**Given instruction:**
Return the records in full, exactly as given.

**Records shown:**
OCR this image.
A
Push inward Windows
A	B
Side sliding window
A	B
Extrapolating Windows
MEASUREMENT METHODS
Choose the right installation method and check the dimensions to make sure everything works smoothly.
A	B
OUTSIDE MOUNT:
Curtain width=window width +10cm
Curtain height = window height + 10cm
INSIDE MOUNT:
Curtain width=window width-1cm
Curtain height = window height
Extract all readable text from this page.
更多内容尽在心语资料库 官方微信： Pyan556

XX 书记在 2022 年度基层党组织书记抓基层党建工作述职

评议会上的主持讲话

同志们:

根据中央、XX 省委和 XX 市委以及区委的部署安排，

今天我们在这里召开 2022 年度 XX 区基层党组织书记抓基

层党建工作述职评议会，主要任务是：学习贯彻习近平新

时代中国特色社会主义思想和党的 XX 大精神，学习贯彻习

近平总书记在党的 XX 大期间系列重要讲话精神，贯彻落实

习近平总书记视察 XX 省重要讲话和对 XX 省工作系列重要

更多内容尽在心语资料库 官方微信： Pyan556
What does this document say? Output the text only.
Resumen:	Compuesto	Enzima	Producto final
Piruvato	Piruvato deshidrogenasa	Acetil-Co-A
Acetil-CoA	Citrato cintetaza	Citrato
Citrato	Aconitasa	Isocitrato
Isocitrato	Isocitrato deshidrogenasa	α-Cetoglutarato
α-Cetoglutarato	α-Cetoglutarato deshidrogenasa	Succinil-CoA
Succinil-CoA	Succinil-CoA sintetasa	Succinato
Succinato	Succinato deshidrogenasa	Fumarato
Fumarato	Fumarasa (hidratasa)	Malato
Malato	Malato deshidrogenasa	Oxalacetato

**Final result:**
OCR this image.
A
Push inward Windows
A	B
Side sliding window
A	B
Extrapolating Windows
MEASUREMENT METHODS
Choose the right installation method and check the dimensions to make sure everything works smoothly.
A	B
OUTSIDE MOUNT:
Curtain width=window width +10cm
Curtain height = window height + 10cm
INSIDE MOUNT:
Curtain width=window width-1cm
Curtain height = window height
Extract all readable text from this page.
更多内容尽在心语资料库 官方微信： Pyan556

XX 书记在 2022 年度基层党组织书记抓基层党建工作述职

评议会上的主持讲话

同志们:

根据中央、XX 省委和 XX 市委以及区委的部署安排，

今天我们在这里召开 2022 年度 XX 区基层党组织书记抓基

层党建工作述职评议会，主要任务是：学习贯彻习近平新

时代中国特色社会主义思想和党的 XX 大精神，学习贯彻习

近平总书记在党的 XX 大期间系列重要讲话精神，贯彻落实

习近平总书记视察 XX 省重要讲话和对 XX 省工作系列重要

更多内容尽在心语资料库 官方微信： Pyan556
What does this document say? Output the text only.
Resumen:	Compuesto	Enzima	Producto final
Piruvato	Piruvato deshidrogenasa	Acetil-Co-A
Acetil-CoA	Citrato cintetaza	Citrato
Citrato	Aconitasa	Isocitrato
Isocitrato	Isocitrato deshidrogenasa	α-Cetoglutarato
α-Cetoglutarato	α-Cetoglutarato deshidrogenasa	Succinil-CoA
Succinil-CoA	Succinil-CoA sintetasa	Succinato
Succinato	Succinato deshidrogenasa	Fumarato
Fumarato	Fumarasa (hidratasa)	Malato
Malato	Malato deshidrogenasa	Oxalacetato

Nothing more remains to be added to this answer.